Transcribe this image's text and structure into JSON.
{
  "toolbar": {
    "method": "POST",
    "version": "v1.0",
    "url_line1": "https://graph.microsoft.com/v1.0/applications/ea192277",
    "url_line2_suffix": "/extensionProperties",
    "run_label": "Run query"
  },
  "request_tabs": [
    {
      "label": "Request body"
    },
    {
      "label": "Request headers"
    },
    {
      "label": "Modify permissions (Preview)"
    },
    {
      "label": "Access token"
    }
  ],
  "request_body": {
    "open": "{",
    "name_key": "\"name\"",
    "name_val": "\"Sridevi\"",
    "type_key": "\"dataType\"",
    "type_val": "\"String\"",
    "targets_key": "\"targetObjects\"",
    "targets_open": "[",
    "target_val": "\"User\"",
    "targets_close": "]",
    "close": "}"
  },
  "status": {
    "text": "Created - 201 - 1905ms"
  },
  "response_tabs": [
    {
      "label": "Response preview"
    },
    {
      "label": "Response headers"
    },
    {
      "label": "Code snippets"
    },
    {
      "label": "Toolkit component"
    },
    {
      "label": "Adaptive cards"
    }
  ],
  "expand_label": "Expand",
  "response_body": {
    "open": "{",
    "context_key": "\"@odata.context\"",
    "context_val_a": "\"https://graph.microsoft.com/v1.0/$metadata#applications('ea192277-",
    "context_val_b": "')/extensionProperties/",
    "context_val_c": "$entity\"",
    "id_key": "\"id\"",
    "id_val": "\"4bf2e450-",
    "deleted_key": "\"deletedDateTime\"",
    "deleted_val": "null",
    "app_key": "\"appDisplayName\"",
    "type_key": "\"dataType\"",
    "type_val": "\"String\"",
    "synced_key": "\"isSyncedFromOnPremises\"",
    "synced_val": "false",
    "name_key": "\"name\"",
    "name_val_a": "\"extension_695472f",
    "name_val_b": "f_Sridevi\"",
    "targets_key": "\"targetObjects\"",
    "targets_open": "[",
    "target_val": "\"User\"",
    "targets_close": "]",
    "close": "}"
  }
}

• **GIVEN TASK**:
Output the entries verbatim.

• **OUTPUT OF THE TASK**:
Transcribe this image's text and structure into JSON.
{
  "toolbar": {
    "method": "POST",
    "version": "v1.0",
    "url_line1": "https://graph.microsoft.com/v1.0/applications/ea192277",
    "url_line2_suffix": "/extensionProperties",
    "run_label": "Run query"
  },
  "request_tabs": [
    {
      "label": "Request body"
    },
    {
      "label": "Request headers"
    },
    {
      "label": "Modify permissions (Preview)"
    },
    {
      "label": "Access token"
    }
  ],
  "request_body": {
    "open": "{",
    "name_key": "\"name\"",
    "name_val": "\"Sridevi\"",
    "type_key": "\"dataType\"",
    "type_val": "\"String\"",
    "targets_key": "\"targetObjects\"",
    "targets_open": "[",
    "target_val": "\"User\"",
    "targets_close": "]",
    "close": "}"
  },
  "status": {
    "text": "Created - 201 - 1905ms"
  },
  "response_tabs": [
    {
      "label": "Response preview"
    },
    {
      "label": "Response headers"
    },
    {
      "label": "Code snippets"
    },
    {
      "label": "Toolkit component"
    },
    {
      "label": "Adaptive cards"
    }
  ],
  "expand_label": "Expand",
  "response_body": {
    "open": "{",
    "context_key": "\"@odata.context\"",
    "context_val_a": "\"https://graph.microsoft.com/v1.0/$metadata#applications('ea192277-",
    "context_val_b": "')/extensionProperties/",
    "context_val_c": "$entity\"",
    "id_key": "\"id\"",
    "id_val": "\"4bf2e450-",
    "deleted_key": "\"deletedDateTime\"",
    "deleted_val": "null",
    "app_key": "\"appDisplayName\"",
    "type_key": "\"dataType\"",
    "type_val": "\"String\"",
    "synced_key": "\"isSyncedFromOnPremises\"",
    "synced_val": "false",
    "name_key": "\"name\"",
    "name_val_a": "\"extension_695472f",
    "name_val_b": "f_Sridevi\"",
    "targets_key": "\"targetObjects\"",
    "targets_open": "[",
    "target_val": "\"User\"",
    "targets_close": "]",
    "close": "}"
  }
}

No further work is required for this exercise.